A: We know which of our shows skew older (Sunday shows), or more female (Good Morning America), etc. We don’t want to leave any segment behind. We want our White House reporter to go into depth, but he also has to tweet all day, does a Yahoo show, does radio, accompanies Nancy Pelosi on a fast-walk, etc.
Q: Some of your audiences matter from a business point of view. But historically ABC has tried to supply news to policy makers etc. The 11 year old kids may give you large numbers, but…
A: When we sit in our morning editorial mornings we never say that we will do a story because the 18-24 year olds are interested. The need to know, what we think is important, drives decisions. We used to be programming for “people like us” who want the news. Then we started getting thousands of “nutjob” emails. [I’m doing a bad job paraphrasing here. Sorry] Sam Donaldson was shocked. “This digital age has made us much more aware of all those different audiences.” We’re in more contact with our audience now. E.g., when the media were accused of pulling their punches in the run-up to the Iraq War, we’d get pushback saying we’re anti-American. Before, we didn’t get these waves.
Q: A fast-walk with Nancy Pelosi, really?
A: [laughs] It got a lot of hits.
Q: Can you elaborate on your audience polling? And do people not watch negative stories?

Given records ▸
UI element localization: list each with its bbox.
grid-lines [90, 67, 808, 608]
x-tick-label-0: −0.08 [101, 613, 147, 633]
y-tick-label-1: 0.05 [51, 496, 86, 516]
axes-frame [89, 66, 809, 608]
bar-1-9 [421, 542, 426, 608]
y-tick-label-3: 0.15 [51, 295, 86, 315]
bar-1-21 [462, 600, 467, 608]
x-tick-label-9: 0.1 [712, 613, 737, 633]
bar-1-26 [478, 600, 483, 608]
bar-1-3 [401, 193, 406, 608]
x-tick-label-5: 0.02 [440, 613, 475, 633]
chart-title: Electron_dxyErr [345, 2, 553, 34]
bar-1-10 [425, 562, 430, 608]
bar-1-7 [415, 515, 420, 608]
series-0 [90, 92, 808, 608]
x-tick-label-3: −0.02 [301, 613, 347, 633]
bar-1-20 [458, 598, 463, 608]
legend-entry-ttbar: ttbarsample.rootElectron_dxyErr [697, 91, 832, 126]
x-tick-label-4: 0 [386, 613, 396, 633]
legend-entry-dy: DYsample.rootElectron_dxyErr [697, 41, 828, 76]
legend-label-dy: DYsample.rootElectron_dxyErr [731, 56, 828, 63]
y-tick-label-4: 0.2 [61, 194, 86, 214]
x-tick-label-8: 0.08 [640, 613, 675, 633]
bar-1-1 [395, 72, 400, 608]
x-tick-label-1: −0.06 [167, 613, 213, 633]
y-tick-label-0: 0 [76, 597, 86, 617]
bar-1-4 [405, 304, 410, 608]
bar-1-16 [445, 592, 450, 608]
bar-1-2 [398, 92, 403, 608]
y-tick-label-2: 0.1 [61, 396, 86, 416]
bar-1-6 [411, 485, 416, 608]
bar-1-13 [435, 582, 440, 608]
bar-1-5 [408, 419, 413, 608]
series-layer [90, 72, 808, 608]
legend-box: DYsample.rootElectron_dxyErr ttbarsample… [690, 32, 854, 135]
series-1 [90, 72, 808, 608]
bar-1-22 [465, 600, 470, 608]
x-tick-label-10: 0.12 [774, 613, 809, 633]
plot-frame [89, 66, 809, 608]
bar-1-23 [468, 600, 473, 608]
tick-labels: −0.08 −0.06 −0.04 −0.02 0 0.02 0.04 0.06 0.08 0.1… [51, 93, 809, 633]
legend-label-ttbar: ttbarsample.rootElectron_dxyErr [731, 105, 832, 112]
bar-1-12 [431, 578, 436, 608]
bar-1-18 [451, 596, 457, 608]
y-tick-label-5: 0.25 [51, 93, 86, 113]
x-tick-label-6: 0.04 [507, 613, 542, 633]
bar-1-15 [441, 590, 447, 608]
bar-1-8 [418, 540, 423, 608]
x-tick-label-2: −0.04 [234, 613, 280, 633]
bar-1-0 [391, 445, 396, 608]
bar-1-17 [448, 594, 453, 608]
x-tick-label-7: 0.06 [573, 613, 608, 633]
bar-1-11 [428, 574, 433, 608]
...
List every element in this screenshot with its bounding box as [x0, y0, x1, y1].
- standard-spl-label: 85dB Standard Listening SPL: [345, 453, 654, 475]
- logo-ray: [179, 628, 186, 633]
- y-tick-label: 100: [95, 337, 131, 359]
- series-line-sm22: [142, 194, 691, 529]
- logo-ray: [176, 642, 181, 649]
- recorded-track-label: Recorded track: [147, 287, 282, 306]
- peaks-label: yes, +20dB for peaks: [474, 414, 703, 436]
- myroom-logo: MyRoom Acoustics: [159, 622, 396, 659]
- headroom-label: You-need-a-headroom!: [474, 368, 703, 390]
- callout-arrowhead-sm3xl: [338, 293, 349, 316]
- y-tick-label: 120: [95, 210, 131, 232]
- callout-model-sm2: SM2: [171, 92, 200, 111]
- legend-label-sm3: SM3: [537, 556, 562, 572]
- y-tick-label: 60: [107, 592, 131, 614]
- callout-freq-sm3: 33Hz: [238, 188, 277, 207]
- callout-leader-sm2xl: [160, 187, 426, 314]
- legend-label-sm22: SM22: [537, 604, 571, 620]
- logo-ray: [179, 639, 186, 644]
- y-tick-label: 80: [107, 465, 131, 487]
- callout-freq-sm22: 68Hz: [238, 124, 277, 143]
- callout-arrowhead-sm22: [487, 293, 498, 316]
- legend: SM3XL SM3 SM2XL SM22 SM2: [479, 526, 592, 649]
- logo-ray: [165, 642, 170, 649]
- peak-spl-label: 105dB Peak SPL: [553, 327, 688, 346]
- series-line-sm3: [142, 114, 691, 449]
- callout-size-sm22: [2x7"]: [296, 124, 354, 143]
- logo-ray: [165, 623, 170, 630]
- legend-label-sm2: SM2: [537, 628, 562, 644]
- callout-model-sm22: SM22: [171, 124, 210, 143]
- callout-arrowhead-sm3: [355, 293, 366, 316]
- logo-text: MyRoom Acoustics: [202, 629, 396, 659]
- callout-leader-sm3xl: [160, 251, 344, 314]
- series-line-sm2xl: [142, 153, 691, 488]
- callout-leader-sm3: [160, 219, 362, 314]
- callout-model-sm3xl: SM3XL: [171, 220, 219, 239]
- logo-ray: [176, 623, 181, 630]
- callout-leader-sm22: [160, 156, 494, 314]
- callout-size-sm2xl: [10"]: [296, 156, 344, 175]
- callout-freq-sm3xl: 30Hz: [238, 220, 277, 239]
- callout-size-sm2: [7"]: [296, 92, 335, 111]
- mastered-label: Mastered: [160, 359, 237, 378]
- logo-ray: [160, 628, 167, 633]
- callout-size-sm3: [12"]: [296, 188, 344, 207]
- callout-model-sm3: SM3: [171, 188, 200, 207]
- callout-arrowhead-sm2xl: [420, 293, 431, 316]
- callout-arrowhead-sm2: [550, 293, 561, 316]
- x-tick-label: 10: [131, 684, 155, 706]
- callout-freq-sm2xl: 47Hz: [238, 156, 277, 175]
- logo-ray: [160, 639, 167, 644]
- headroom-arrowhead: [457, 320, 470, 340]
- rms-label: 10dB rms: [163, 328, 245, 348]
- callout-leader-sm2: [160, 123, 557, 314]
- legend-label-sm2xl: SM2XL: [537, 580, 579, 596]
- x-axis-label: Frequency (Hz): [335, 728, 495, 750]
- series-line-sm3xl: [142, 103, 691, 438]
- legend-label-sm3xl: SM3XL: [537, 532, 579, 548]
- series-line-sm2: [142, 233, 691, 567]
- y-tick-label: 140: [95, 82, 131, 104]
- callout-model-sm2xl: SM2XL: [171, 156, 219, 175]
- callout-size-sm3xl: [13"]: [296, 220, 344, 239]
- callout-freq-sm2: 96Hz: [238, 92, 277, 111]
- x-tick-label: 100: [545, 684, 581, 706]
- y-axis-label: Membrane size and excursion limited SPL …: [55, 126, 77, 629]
* * *
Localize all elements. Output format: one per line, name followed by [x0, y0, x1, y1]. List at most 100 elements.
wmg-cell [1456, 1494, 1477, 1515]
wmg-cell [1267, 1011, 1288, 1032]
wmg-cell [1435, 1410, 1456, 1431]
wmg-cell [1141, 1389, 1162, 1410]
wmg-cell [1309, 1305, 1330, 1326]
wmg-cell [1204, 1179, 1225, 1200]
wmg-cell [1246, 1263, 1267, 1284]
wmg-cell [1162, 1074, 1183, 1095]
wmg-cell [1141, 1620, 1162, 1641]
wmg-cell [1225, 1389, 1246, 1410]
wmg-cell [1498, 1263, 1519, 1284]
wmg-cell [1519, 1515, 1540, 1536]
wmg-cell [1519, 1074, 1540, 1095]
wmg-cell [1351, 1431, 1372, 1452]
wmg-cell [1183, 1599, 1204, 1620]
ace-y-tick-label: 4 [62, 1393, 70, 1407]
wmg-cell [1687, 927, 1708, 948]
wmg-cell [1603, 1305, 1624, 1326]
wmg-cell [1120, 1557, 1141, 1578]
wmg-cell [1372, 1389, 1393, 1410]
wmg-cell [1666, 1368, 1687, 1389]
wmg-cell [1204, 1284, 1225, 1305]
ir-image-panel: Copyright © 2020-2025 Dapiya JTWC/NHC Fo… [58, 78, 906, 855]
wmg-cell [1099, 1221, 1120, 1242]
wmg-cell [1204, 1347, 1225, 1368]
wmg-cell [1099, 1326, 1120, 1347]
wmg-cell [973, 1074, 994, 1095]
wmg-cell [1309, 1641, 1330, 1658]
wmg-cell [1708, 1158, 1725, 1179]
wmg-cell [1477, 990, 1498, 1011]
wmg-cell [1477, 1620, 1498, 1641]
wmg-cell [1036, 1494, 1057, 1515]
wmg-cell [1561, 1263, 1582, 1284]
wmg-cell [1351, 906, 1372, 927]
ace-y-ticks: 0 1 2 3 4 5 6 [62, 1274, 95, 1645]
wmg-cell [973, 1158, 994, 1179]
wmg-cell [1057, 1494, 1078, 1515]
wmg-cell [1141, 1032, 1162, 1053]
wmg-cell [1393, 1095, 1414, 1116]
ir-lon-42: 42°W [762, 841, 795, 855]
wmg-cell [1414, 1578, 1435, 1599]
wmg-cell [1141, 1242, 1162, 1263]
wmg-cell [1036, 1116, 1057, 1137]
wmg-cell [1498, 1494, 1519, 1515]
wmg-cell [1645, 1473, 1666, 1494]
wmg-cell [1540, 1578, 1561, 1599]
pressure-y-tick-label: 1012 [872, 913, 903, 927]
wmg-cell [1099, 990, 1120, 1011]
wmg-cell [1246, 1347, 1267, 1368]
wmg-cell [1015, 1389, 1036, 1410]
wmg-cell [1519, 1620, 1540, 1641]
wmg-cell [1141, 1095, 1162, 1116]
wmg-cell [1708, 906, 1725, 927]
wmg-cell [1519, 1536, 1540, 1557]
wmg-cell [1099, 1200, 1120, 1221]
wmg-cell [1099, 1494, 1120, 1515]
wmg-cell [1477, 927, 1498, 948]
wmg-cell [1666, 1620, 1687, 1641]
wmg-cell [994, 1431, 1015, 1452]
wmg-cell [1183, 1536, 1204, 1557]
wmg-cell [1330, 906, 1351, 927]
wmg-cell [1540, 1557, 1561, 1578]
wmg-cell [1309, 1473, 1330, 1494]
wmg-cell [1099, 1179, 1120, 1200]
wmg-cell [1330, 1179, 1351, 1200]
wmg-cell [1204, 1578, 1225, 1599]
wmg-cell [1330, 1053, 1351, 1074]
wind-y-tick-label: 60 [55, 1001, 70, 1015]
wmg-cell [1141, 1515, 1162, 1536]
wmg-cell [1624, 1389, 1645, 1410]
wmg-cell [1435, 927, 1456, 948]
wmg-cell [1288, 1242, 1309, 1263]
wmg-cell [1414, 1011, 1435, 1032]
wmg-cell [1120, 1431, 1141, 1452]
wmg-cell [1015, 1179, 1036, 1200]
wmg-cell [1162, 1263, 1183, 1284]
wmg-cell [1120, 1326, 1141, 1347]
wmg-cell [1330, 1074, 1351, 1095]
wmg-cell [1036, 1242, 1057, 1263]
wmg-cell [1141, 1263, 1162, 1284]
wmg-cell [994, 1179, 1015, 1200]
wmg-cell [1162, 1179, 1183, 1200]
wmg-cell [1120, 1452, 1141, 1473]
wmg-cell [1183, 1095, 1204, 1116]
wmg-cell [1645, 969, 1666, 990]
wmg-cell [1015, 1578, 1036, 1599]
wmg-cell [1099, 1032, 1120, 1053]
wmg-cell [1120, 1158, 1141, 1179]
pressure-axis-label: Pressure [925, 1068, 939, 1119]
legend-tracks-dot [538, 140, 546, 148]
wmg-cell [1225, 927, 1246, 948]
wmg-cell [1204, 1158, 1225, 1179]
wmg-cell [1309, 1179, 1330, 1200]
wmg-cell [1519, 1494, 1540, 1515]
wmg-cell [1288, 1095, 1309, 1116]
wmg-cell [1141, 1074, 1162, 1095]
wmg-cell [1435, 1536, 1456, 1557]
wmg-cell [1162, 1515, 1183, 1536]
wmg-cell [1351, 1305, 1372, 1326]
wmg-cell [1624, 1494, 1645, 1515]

Objectives ▸
A - Based on the Q&A transcript, what does the White House reporter do besides going into depth?
B - Quote the Q&A transcript word for word for the stretch from "Q: A fast-walk" through "watch negative stories?".
You can leave the rows aside; they are not needed here.

Task-by-task solutions ▸
A -
- He tweets all day.
- He does a Yahoo show.
- He does radio.
- He accompanies Nancy Pelosi on a fast-walk.

B -
Q: A fast-walk with Nancy Pelosi, really?
A: [laughs] It got a lot of hits.
Q: Can you elaborate on your audience polling? And do people not watch negative stories?